**DATASET**:
• • • • • • •
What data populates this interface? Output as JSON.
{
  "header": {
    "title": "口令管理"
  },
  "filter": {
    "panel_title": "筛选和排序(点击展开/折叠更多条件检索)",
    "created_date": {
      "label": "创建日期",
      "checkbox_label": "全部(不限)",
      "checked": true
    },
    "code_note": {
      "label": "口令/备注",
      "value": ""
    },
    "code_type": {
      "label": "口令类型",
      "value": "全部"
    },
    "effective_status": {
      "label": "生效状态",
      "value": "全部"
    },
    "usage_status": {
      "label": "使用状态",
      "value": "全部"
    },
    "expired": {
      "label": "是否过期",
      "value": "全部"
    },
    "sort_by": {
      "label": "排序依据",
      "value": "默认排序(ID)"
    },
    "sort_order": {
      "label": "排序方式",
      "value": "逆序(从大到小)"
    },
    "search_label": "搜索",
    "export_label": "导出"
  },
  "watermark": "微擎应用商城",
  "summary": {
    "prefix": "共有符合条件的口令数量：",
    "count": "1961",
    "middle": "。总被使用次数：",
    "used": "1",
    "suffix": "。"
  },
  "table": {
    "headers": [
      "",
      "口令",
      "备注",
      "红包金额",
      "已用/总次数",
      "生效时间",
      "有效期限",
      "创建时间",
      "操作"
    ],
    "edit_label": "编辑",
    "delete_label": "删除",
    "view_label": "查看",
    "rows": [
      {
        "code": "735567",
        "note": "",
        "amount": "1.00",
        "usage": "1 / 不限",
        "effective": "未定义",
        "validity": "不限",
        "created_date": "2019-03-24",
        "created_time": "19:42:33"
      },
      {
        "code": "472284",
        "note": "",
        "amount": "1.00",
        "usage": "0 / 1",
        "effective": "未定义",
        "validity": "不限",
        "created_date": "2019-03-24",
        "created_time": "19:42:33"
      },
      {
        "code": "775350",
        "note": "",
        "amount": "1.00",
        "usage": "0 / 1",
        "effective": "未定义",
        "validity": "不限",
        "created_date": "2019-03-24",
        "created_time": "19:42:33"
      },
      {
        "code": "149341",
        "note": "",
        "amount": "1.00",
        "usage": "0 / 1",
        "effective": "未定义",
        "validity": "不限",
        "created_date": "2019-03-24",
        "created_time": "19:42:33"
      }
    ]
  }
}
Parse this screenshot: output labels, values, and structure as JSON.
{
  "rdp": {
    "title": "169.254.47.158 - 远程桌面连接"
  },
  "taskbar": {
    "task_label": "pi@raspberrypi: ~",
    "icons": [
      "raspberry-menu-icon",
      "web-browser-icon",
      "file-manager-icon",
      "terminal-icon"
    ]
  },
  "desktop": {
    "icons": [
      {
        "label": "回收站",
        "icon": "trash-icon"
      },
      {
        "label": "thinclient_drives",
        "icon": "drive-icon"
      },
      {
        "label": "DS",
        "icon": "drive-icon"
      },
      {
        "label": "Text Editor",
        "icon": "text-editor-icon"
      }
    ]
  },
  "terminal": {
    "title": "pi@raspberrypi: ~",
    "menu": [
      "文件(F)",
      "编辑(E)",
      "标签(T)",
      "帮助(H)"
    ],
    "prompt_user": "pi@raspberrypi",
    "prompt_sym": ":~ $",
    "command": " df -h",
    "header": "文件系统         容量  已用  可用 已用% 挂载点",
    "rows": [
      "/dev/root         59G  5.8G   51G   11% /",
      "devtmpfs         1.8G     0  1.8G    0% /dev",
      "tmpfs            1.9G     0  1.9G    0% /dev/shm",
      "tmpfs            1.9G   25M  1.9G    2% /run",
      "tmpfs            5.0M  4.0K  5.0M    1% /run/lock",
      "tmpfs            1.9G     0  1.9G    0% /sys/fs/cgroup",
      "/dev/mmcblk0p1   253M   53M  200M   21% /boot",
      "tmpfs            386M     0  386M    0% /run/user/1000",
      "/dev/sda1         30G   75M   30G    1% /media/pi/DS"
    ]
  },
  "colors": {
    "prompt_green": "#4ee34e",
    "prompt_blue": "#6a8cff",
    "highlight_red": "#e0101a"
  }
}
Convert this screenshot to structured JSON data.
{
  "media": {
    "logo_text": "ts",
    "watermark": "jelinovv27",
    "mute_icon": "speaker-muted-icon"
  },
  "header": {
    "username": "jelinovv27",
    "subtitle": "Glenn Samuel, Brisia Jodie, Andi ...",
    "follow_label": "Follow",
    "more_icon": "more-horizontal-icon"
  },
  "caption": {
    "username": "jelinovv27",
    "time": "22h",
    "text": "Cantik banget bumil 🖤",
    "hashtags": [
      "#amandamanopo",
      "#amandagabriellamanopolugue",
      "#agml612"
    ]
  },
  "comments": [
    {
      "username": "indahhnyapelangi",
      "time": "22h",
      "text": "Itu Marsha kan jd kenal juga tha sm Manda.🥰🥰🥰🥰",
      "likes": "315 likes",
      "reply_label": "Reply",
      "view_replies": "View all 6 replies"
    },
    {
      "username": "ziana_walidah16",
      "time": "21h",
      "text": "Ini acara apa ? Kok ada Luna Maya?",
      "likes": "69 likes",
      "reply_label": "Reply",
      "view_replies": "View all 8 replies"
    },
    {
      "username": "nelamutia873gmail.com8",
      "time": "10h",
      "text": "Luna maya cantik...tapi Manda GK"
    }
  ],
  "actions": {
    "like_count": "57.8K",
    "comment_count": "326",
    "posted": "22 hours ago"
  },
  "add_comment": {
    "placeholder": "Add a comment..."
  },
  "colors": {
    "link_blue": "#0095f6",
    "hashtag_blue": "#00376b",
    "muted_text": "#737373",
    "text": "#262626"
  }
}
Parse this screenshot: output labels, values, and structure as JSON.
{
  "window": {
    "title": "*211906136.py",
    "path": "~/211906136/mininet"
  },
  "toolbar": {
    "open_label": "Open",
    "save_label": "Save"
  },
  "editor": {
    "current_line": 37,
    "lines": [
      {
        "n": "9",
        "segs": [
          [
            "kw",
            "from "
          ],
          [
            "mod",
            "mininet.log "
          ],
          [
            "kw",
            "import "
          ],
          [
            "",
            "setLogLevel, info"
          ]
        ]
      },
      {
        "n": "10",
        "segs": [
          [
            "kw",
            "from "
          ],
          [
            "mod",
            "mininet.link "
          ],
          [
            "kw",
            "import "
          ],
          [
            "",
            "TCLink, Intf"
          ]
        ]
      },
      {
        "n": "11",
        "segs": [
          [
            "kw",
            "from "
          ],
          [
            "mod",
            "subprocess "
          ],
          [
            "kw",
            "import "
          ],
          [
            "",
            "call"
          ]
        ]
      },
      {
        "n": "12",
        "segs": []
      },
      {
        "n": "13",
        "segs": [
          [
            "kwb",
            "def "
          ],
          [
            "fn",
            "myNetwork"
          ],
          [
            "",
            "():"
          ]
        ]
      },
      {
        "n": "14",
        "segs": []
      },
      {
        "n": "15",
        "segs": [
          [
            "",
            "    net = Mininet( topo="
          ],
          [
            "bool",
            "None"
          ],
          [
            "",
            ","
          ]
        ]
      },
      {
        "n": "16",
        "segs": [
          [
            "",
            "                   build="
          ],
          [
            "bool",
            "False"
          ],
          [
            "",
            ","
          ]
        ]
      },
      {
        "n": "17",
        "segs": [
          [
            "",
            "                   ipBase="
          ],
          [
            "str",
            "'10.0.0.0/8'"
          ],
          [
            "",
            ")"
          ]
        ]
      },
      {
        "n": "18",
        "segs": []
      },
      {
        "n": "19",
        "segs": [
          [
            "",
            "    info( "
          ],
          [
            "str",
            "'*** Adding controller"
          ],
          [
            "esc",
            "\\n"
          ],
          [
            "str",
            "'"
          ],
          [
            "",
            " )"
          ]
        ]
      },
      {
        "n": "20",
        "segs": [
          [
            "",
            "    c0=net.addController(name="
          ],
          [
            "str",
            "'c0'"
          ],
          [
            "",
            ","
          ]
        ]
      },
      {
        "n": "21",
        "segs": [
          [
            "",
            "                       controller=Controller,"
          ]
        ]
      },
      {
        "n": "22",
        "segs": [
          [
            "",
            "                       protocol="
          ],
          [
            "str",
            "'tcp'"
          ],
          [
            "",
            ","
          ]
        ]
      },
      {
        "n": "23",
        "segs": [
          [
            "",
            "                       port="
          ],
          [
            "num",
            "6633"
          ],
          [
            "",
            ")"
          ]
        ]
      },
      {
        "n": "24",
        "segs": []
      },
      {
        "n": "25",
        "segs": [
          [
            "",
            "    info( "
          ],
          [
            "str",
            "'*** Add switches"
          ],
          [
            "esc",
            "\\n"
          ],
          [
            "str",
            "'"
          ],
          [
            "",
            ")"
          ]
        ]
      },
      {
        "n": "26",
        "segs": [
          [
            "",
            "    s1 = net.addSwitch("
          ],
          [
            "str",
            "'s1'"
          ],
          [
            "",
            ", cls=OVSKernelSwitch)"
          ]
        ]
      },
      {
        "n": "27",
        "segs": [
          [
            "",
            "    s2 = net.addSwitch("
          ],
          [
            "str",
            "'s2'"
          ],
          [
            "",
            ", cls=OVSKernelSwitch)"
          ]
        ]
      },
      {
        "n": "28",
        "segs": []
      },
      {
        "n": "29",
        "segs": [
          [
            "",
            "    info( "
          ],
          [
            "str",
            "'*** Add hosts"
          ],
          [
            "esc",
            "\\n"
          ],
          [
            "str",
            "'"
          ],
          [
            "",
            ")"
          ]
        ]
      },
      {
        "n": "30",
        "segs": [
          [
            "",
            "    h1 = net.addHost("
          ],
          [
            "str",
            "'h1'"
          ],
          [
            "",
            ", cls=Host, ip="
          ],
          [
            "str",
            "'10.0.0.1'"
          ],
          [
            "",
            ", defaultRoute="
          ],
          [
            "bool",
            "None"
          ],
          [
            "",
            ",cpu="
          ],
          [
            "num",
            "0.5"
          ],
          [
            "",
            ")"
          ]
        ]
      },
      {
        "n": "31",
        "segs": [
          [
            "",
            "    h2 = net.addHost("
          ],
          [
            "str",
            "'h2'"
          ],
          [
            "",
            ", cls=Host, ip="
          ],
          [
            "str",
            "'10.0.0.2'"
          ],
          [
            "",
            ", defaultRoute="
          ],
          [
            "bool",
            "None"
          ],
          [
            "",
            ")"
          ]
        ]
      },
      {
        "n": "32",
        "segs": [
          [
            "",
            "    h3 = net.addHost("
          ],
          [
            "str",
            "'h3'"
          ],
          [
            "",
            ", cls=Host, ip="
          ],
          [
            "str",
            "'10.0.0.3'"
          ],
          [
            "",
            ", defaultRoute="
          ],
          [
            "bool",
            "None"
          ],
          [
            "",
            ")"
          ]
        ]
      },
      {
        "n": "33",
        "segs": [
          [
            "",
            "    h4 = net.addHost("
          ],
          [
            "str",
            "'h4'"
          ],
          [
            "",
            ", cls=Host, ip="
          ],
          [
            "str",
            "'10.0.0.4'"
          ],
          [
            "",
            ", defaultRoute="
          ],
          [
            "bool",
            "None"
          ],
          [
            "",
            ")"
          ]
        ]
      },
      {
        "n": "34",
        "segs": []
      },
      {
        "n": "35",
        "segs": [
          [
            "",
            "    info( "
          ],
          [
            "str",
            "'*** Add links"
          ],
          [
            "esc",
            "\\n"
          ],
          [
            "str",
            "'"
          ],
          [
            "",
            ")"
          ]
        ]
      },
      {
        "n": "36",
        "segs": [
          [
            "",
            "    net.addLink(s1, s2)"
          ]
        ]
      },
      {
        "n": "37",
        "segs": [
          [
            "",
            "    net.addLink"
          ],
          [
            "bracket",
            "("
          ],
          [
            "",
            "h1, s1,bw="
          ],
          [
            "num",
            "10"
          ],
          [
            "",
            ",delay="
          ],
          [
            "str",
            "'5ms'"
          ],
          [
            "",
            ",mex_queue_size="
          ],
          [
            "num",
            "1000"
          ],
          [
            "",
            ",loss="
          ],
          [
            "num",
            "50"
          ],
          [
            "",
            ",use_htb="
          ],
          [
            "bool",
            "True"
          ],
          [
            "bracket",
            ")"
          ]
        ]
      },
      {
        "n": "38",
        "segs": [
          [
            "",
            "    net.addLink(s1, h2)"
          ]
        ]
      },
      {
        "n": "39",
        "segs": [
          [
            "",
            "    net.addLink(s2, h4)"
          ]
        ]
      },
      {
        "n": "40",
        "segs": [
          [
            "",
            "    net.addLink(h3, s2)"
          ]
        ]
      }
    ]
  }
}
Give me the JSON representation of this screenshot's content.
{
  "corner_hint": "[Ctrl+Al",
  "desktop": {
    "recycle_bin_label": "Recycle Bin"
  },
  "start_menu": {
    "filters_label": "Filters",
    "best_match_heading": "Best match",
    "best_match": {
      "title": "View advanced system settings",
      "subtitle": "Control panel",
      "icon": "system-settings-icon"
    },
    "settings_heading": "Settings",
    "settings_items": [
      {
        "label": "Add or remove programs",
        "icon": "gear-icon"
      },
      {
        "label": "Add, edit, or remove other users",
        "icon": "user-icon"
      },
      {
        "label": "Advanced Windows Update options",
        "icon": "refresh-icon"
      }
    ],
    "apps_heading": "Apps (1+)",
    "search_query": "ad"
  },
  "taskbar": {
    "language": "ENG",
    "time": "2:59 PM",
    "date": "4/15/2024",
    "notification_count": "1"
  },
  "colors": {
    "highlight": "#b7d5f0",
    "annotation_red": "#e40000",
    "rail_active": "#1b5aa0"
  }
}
• • • • • • •
**WHAT IS REQUIRED**: Return only the lines running from the line with "Give me the" to the last line of the records, both included, exactly as written.

**WRITTEN RESPONSE**:
Give me the JSON representation of this screenshot's content.
{
  "corner_hint": "[Ctrl+Al",
  "desktop": {
    "recycle_bin_label": "Recycle Bin"
  },
  "start_menu": {
    "filters_label": "Filters",
    "best_match_heading": "Best match",
    "best_match": {
      "title": "View advanced system settings",
      "subtitle": "Control panel",
      "icon": "system-settings-icon"
    },
    "settings_heading": "Settings",
    "settings_items": [
      {
        "label": "Add or remove programs",
        "icon": "gear-icon"
      },
      {
        "label": "Add, edit, or remove other users",
        "icon": "user-icon"
      },
      {
        "label": "Advanced Windows Update options",
        "icon": "refresh-icon"
      }
    ],
    "apps_heading": "Apps (1+)",
    "search_query": "ad"
  },
  "taskbar": {
    "language": "ENG",
    "time": "2:59 PM",
    "date": "4/15/2024",
    "notification_count": "1"
  },
  "colors": {
    "highlight": "#b7d5f0",
    "annotation_red": "#e40000",
    "rail_active": "#1b5aa0"
  }
}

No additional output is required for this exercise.